Aim of the task. From the entries below, list each line with "color".

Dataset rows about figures
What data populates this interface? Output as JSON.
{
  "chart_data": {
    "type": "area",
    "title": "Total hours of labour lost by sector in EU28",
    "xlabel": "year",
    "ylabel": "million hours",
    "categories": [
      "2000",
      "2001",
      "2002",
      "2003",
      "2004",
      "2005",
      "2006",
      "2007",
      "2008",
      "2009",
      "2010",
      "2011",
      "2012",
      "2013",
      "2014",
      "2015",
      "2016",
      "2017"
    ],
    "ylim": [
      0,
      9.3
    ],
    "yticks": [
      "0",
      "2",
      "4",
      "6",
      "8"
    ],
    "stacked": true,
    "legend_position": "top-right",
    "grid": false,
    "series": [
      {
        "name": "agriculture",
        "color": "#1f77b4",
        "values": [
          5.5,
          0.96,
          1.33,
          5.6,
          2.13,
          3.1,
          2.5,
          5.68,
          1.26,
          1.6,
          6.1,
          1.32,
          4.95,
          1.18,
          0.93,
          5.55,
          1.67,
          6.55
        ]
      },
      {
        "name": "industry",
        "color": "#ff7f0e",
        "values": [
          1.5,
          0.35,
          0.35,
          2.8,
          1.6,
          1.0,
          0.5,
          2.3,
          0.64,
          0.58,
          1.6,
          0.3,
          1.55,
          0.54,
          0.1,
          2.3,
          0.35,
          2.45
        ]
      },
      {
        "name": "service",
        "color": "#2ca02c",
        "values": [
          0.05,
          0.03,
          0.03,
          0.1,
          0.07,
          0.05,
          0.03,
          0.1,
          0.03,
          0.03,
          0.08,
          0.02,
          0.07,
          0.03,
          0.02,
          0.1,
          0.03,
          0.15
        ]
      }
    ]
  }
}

Task output.
        "color": "#1f77b4",
        "color": "#ff7f0e",
        "color": "#2ca02c",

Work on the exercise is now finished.